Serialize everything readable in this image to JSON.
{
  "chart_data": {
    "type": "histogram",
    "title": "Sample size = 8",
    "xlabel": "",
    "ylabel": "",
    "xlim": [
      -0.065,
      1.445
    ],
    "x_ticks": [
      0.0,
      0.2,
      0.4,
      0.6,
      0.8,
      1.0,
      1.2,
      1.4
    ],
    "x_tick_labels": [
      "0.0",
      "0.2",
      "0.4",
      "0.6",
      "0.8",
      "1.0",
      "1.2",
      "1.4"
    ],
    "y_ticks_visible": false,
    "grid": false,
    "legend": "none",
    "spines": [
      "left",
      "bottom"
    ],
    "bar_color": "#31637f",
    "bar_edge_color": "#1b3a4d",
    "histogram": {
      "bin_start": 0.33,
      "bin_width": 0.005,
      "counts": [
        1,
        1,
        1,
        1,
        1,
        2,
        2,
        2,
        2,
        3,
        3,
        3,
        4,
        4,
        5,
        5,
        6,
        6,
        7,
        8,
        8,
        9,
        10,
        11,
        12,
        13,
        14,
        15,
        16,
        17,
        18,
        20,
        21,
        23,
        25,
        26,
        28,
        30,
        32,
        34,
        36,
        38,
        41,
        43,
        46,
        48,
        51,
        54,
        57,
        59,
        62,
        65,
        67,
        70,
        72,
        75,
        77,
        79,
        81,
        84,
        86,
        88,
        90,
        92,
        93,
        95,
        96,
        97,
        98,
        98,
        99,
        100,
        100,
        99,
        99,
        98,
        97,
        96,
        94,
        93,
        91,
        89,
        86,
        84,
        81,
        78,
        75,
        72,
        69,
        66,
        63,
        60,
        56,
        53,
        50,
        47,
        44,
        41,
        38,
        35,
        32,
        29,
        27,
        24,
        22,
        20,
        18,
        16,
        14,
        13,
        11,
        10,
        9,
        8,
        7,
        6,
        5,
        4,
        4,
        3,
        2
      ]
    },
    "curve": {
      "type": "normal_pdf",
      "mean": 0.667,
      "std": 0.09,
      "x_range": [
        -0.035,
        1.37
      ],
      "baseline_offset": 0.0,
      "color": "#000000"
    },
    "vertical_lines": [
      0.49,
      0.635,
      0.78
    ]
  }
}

======

> [Do this] Emit the records above again, exactly, with no line skipped.

> [Solution for this exercise]
Serialize everything readable in this image to JSON.
{
  "chart_data": {
    "type": "histogram",
    "title": "Sample size = 8",
    "xlabel": "",
    "ylabel": "",
    "xlim": [
      -0.065,
      1.445
    ],
    "x_ticks": [
      0.0,
      0.2,
      0.4,
      0.6,
      0.8,
      1.0,
      1.2,
      1.4
    ],
    "x_tick_labels": [
      "0.0",
      "0.2",
      "0.4",
      "0.6",
      "0.8",
      "1.0",
      "1.2",
      "1.4"
    ],
    "y_ticks_visible": false,
    "grid": false,
    "legend": "none",
    "spines": [
      "left",
      "bottom"
    ],
    "bar_color": "#31637f",
    "bar_edge_color": "#1b3a4d",
    "histogram": {
      "bin_start": 0.33,
      "bin_width": 0.005,
      "counts": [
        1,
        1,
        1,
        1,
        1,
        2,
        2,
        2,
        2,
        3,
        3,
        3,
        4,
        4,
        5,
        5,
        6,
        6,
        7,
        8,
        8,
        9,
        10,
        11,
        12,
        13,
        14,
        15,
        16,
        17,
        18,
        20,
        21,
        23,
        25,
        26,
        28,
        30,
        32,
        34,
        36,
        38,
        41,
        43,
        46,
        48,
        51,
        54,
        57,
        59,
        62,
        65,
        67,
        70,
        72,
        75,
        77,
        79,
        81,
        84,
        86,
        88,
        90,
        92,
        93,
        95,
        96,
        97,
        98,
        98,
        99,
        100,
        100,
        99,
        99,
        98,
        97,
        96,
        94,
        93,
        91,
        89,
        86,
        84,
        81,
        78,
        75,
        72,
        69,
        66,
        63,
        60,
        56,
        53,
        50,
        47,
        44,
        41,
        38,
        35,
        32,
        29,
        27,
        24,
        22,
        20,
        18,
        16,
        14,
        13,
        11,
        10,
        9,
        8,
        7,
        6,
        5,
        4,
        4,
        3,
        2
      ]
    },
    "curve": {
      "type": "normal_pdf",
      "mean": 0.667,
      "std": 0.09,
      "x_range": [
        -0.035,
        1.37
      ],
      "baseline_offset": 0.0,
      "color": "#000000"
    },
    "vertical_lines": [
      0.49,
      0.635,
      0.78
    ]
  }
}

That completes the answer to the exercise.